Objective: Will you print the material below without altering a single character?

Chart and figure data
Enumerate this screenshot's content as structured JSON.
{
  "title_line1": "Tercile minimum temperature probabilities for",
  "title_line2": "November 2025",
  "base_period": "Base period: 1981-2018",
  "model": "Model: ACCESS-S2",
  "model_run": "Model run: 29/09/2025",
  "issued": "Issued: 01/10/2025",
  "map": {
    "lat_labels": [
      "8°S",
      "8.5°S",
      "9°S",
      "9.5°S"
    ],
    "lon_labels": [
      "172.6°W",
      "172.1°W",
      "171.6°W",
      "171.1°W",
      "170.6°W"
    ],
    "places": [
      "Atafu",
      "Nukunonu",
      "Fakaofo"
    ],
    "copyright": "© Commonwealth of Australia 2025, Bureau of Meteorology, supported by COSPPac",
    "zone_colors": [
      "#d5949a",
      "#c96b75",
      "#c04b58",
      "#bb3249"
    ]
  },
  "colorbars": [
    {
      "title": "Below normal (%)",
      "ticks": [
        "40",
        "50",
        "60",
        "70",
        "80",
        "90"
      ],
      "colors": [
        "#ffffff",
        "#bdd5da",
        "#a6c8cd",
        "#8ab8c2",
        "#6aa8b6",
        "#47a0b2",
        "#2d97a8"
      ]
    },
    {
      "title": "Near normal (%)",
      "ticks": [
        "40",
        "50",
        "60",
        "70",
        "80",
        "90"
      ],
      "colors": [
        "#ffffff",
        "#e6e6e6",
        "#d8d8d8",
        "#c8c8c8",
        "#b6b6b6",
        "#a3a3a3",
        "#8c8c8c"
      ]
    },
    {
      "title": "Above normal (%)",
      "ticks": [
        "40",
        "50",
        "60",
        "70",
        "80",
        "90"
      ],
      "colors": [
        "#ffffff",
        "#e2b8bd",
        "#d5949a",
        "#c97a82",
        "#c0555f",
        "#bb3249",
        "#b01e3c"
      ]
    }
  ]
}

Full solution:
Enumerate this screenshot's content as structured JSON.
{
  "title_line1": "Tercile minimum temperature probabilities for",
  "title_line2": "November 2025",
  "base_period": "Base period: 1981-2018",
  "model": "Model: ACCESS-S2",
  "model_run": "Model run: 29/09/2025",
  "issued": "Issued: 01/10/2025",
  "map": {
    "lat_labels": [
      "8°S",
      "8.5°S",
      "9°S",
      "9.5°S"
    ],
    "lon_labels": [
      "172.6°W",
      "172.1°W",
      "171.6°W",
      "171.1°W",
      "170.6°W"
    ],
    "places": [
      "Atafu",
      "Nukunonu",
      "Fakaofo"
    ],
    "copyright": "© Commonwealth of Australia 2025, Bureau of Meteorology, supported by COSPPac",
    "zone_colors": [
      "#d5949a",
      "#c96b75",
      "#c04b58",
      "#bb3249"
    ]
  },
  "colorbars": [
    {
      "title": "Below normal (%)",
      "ticks": [
        "40",
        "50",
        "60",
        "70",
        "80",
        "90"
      ],
      "colors": [
        "#ffffff",
        "#bdd5da",
        "#a6c8cd",
        "#8ab8c2",
        "#6aa8b6",
        "#47a0b2",
        "#2d97a8"
      ]
    },
    {
      "title": "Near normal (%)",
      "ticks": [
        "40",
        "50",
        "60",
        "70",
        "80",
        "90"
      ],
      "colors": [
        "#ffffff",
        "#e6e6e6",
        "#d8d8d8",
        "#c8c8c8",
        "#b6b6b6",
        "#a3a3a3",
        "#8c8c8c"
      ]
    },
    {
      "title": "Above normal (%)",
      "ticks": [
        "40",
        "50",
        "60",
        "70",
        "80",
        "90"
      ],
      "colors": [
        "#ffffff",
        "#e2b8bd",
        "#d5949a",
        "#c97a82",
        "#c0555f",
        "#bb3249",
        "#b01e3c"
      ]
    }
  ]
}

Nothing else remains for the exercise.